Aim » Every line of the material below must be repeated exactly.

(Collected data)
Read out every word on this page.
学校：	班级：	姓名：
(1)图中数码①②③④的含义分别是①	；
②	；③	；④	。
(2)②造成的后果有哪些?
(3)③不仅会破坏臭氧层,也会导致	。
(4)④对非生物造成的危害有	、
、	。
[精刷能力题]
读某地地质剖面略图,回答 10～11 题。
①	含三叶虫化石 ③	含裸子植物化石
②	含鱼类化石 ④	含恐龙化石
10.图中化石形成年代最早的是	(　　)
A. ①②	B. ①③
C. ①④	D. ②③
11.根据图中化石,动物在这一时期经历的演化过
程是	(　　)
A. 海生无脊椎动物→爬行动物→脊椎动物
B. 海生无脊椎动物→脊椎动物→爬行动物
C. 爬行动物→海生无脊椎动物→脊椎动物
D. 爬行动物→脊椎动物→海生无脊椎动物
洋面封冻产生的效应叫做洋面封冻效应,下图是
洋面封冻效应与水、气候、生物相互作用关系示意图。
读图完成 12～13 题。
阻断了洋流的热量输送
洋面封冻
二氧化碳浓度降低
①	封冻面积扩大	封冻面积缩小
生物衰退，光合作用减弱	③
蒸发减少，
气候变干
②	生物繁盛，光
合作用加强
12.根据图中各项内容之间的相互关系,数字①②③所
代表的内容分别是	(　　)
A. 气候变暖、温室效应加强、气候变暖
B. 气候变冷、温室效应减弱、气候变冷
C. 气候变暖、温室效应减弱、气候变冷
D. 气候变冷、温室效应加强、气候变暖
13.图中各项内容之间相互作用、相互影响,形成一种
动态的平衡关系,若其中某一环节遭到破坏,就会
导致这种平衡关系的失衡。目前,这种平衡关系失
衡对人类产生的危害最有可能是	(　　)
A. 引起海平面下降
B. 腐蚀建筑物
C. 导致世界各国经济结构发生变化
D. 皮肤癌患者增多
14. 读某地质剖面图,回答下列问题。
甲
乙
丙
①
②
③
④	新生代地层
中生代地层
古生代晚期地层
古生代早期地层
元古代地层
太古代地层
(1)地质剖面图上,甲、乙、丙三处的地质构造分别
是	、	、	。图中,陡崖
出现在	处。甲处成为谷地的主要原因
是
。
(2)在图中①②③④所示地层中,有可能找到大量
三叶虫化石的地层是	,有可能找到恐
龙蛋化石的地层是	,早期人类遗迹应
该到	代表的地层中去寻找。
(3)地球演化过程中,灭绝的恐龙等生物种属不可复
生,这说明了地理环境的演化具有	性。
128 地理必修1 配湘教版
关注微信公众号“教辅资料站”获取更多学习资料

Output for this task »
Read out every word on this page.
学校：	班级：	姓名：
(1)图中数码①②③④的含义分别是①	；
②	；③	；④	。
(2)②造成的后果有哪些?
(3)③不仅会破坏臭氧层,也会导致	。
(4)④对非生物造成的危害有	、
、	。
[精刷能力题]
读某地地质剖面略图,回答 10～11 题。
①	含三叶虫化石 ③	含裸子植物化石
②	含鱼类化石 ④	含恐龙化石
10.图中化石形成年代最早的是	(　　)
A. ①②	B. ①③
C. ①④	D. ②③
11.根据图中化石,动物在这一时期经历的演化过
程是	(　　)
A. 海生无脊椎动物→爬行动物→脊椎动物
B. 海生无脊椎动物→脊椎动物→爬行动物
C. 爬行动物→海生无脊椎动物→脊椎动物
D. 爬行动物→脊椎动物→海生无脊椎动物
洋面封冻产生的效应叫做洋面封冻效应,下图是
洋面封冻效应与水、气候、生物相互作用关系示意图。
读图完成 12～13 题。
阻断了洋流的热量输送
洋面封冻
二氧化碳浓度降低
①	封冻面积扩大	封冻面积缩小
生物衰退，光合作用减弱	③
蒸发减少，
气候变干
②	生物繁盛，光
合作用加强
12.根据图中各项内容之间的相互关系,数字①②③所
代表的内容分别是	(　　)
A. 气候变暖、温室效应加强、气候变暖
B. 气候变冷、温室效应减弱、气候变冷
C. 气候变暖、温室效应减弱、气候变冷
D. 气候变冷、温室效应加强、气候变暖
13.图中各项内容之间相互作用、相互影响,形成一种
动态的平衡关系,若其中某一环节遭到破坏,就会
导致这种平衡关系的失衡。目前,这种平衡关系失
衡对人类产生的危害最有可能是	(　　)
A. 引起海平面下降
B. 腐蚀建筑物
C. 导致世界各国经济结构发生变化
D. 皮肤癌患者增多
14. 读某地质剖面图,回答下列问题。
甲
乙
丙
①
②
③
④	新生代地层
中生代地层
古生代晚期地层
古生代早期地层
元古代地层
太古代地层
(1)地质剖面图上,甲、乙、丙三处的地质构造分别
是	、	、	。图中,陡崖
出现在	处。甲处成为谷地的主要原因
是
。
(2)在图中①②③④所示地层中,有可能找到大量
三叶虫化石的地层是	,有可能找到恐
龙蛋化石的地层是	,早期人类遗迹应
该到	代表的地层中去寻找。
(3)地球演化过程中,灭绝的恐龙等生物种属不可复
生,这说明了地理环境的演化具有	性。
128 地理必修1 配湘教版
关注微信公众号“教辅资料站”获取更多学习资料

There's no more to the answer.